**Task details**. Can you express each line of the rows below as a JSON list of strings, one string per line, with blank lines and the pictures left out?

━━━━━ Supplied records

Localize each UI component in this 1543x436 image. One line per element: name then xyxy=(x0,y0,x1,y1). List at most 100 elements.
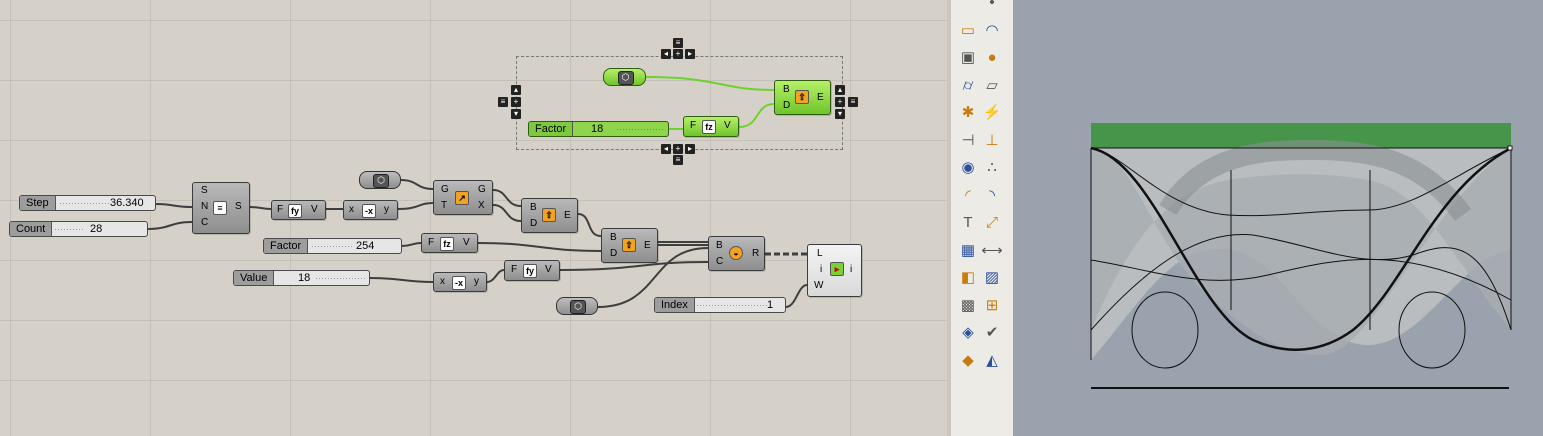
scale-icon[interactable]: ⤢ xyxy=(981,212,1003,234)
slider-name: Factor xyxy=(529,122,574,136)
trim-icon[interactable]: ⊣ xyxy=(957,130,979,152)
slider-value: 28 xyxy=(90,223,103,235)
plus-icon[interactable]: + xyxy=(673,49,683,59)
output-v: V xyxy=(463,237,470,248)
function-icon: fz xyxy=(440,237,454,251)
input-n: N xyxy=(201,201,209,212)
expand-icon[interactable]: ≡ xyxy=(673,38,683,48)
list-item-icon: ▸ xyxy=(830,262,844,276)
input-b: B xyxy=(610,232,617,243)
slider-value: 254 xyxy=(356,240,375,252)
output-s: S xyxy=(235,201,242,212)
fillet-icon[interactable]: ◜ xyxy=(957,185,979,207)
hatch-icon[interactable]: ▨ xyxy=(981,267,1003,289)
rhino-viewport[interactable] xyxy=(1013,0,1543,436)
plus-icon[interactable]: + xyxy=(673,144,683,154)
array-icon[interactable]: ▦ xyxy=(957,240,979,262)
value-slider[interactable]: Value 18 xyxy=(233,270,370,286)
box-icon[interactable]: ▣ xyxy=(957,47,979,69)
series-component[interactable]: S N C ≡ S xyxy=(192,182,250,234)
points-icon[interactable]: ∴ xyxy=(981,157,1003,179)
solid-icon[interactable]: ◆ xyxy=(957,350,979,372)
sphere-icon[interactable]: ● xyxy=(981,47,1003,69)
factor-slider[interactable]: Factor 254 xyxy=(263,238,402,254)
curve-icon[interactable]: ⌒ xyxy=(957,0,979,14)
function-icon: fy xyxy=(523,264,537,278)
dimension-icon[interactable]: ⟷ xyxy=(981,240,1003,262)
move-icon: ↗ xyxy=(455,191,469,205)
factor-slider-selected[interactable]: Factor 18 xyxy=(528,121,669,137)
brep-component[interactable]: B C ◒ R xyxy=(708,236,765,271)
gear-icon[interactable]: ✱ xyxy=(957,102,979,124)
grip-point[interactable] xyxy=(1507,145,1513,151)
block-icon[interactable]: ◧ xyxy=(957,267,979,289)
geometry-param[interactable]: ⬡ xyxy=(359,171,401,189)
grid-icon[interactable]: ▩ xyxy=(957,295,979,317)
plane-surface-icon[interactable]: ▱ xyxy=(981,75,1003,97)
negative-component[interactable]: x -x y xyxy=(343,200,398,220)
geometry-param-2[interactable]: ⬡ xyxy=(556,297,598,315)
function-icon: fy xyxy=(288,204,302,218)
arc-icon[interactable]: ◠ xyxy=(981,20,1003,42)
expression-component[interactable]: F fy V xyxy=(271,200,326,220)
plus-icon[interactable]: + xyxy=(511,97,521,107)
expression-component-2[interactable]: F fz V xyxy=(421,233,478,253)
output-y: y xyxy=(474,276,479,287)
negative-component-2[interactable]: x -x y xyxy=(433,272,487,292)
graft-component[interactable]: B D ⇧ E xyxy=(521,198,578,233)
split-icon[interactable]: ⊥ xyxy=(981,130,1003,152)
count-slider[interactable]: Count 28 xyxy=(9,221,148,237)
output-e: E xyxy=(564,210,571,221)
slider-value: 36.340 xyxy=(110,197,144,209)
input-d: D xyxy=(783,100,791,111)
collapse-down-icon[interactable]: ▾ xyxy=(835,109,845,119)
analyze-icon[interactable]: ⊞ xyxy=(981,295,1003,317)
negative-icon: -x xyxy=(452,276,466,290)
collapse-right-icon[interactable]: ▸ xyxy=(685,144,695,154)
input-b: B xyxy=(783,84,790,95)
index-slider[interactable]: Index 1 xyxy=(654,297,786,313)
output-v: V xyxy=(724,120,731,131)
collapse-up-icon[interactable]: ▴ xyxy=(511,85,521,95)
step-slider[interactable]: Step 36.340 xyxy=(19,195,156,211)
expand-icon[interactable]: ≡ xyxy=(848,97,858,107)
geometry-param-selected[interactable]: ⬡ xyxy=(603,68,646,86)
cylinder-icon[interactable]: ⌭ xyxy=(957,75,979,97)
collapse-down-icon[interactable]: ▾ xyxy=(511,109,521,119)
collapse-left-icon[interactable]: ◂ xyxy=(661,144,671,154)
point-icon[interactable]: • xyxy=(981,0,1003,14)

━━━━━━━━━━

**Answer for the task**.
[
  "Localize each UI component in this 1543x436 image. One line per element: name then xyxy=(x0,y0,x1,y1). List at most 100 elements.",
  "scale-icon[interactable]: ⤢ xyxy=(981,212,1003,234)",
  "slider-name: Factor xyxy=(529,122,574,136)",
  "trim-icon[interactable]: ⊣ xyxy=(957,130,979,152)",
  "slider-value: 28 xyxy=(90,223,103,235)",
  "plus-icon[interactable]: + xyxy=(673,49,683,59)",
  "output-v: V xyxy=(463,237,470,248)",
  "function-icon: fz xyxy=(440,237,454,251)",
  "input-n: N xyxy=(201,201,209,212)",
  "expand-icon[interactable]: ≡ xyxy=(673,38,683,48)",
  "list-item-icon: ▸ xyxy=(830,262,844,276)",
  "input-b: B xyxy=(610,232,617,243)",
  "slider-value: 254 xyxy=(356,240,375,252)",
  "output-s: S xyxy=(235,201,242,212)",
  "fillet-icon[interactable]: ◜ xyxy=(957,185,979,207)",
  "hatch-icon[interactable]: ▨ xyxy=(981,267,1003,289)",
  "rhino-viewport[interactable] xyxy=(1013,0,1543,436)",
  "plus-icon[interactable]: + xyxy=(673,144,683,154)",
  "array-icon[interactable]: ▦ xyxy=(957,240,979,262)",
  "value-slider[interactable]: Value 18 xyxy=(233,270,370,286)",
  "box-icon[interactable]: ▣ xyxy=(957,47,979,69)",
  "series-component[interactable]: S N C ≡ S xyxy=(192,182,250,234)",
  "points-icon[interactable]: ∴ xyxy=(981,157,1003,179)",
  "solid-icon[interactable]: ◆ xyxy=(957,350,979,372)",
  "sphere-icon[interactable]: ● xyxy=(981,47,1003,69)",
  "factor-slider[interactable]: Factor 254 xyxy=(263,238,402,254)",
  "curve-icon[interactable]: ⌒ xyxy=(957,0,979,14)",
  "function-icon: fy xyxy=(523,264,537,278)",
  "dimension-icon[interactable]: ⟷ xyxy=(981,240,1003,262)",
  "move-icon: ↗ xyxy=(455,191,469,205)",
  "factor-slider-selected[interactable]: Factor 18 xyxy=(528,121,669,137)",
  "brep-component[interactable]: B C ◒ R xyxy=(708,236,765,271)",
  "gear-icon[interactable]: ✱ xyxy=(957,102,979,124)",
  "grip-point[interactable] xyxy=(1507,145,1513,151)",
  "block-icon[interactable]: ◧ xyxy=(957,267,979,289)",
  "geometry-param[interactable]: ⬡ xyxy=(359,171,401,189)",
  "grid-icon[interactable]: ▩ xyxy=(957,295,979,317)",
  "plane-surface-icon[interactable]: ▱ xyxy=(981,75,1003,97)",
  "negative-component[interactable]: x -x y xyxy=(343,200,398,220)",
  "geometry-param-2[interactable]: ⬡ xyxy=(556,297,598,315)",
  "function-icon: fy xyxy=(288,204,302,218)",
  "arc-icon[interactable]: ◠ xyxy=(981,20,1003,42)",
  "expression-component[interactable]: F fy V xyxy=(271,200,326,220)",
  "plus-icon[interactable]: + xyxy=(511,97,521,107)",
  "expression-component-2[interactable]: F fz V xyxy=(421,233,478,253)",
  "output-y: y xyxy=(474,276,479,287)",
  "negative-component-2[interactable]: x -x y xyxy=(433,272,487,292)",
  "graft-component[interactable]: B D ⇧ E xyxy=(521,198,578,233)",
  "split-icon[interactable]: ⊥ xyxy=(981,130,1003,152)",
  "count-slider[interactable]: Count 28 xyxy=(9,221,148,237)",
  "output-e: E xyxy=(564,210,571,221)",
  "slider-value: 36.340 xyxy=(110,197,144,209)",
  "input-d: D xyxy=(783,100,791,111)",
  "collapse-down-icon[interactable]: ▾ xyxy=(835,109,845,119)",
  "analyze-icon[interactable]: ⊞ xyxy=(981,295,1003,317)",
  "negative-icon: -x xyxy=(452,276,466,290)",
  "collapse-right-icon[interactable]: ▸ xyxy=(685,144,695,154)",
  "input-b: B xyxy=(783,84,790,95)",
  "index-slider[interactable]: Index 1 xyxy=(654,297,786,313)",
  "output-v: V xyxy=(724,120,731,131)",
  "collapse-up-icon[interactable]: ▴ xyxy=(511,85,521,95)",
  "step-slider[interactable]: Step 36.340 xyxy=(19,195,156,211)",
  "expand-icon[interactable]: ≡ xyxy=(848,97,858,107)",
  "geometry-param-selected[interactable]: ⬡ xyxy=(603,68,646,86)",
  "cylinder-icon[interactable]: ⌭ xyxy=(957,75,979,97)",
  "collapse-down-icon[interactable]: ▾ xyxy=(511,109,521,119)",
  "collapse-left-icon[interactable]: ◂ xyxy=(661,144,671,154)",
  "point-icon[interactable]: • xyxy=(981,0,1003,14)"
]